* [Written instruction]:
From the listing below, return each line that includes "name".

--- Dataset rows ---

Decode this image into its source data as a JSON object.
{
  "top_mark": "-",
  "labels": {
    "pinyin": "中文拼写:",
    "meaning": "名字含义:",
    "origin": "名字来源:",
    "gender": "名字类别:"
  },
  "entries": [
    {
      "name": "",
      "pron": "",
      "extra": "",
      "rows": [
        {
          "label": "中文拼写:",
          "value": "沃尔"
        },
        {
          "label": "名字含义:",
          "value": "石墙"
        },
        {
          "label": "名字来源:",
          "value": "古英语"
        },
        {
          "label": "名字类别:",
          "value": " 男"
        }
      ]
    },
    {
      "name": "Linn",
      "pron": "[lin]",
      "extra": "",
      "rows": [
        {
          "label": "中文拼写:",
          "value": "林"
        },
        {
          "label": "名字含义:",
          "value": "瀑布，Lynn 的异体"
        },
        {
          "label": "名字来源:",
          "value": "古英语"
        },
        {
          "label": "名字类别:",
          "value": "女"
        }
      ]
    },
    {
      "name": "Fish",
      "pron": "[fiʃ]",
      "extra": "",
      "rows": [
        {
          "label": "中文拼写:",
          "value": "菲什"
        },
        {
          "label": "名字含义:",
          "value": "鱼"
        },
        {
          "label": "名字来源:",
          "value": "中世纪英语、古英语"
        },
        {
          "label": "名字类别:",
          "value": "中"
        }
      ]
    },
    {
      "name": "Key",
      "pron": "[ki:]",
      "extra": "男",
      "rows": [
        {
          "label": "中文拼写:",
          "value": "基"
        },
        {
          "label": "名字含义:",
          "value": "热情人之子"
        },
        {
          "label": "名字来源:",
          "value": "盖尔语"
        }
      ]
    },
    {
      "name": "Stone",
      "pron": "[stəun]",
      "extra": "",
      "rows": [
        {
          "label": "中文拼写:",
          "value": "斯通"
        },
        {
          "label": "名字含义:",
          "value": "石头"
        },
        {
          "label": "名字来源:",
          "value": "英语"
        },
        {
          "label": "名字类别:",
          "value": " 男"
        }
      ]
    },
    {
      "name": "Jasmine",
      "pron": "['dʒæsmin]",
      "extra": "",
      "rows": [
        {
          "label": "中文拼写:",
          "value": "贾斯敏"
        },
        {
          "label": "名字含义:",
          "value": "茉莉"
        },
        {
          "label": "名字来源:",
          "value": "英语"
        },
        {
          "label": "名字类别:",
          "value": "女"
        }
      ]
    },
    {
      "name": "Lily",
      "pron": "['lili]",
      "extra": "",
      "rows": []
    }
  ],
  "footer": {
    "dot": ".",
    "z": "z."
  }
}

---

* [Written solution]:
      "name": "",
      "name": "Linn",
      "name": "Fish",
      "name": "Key",
      "name": "Stone",
      "name": "Jasmine",
      "name": "Lily",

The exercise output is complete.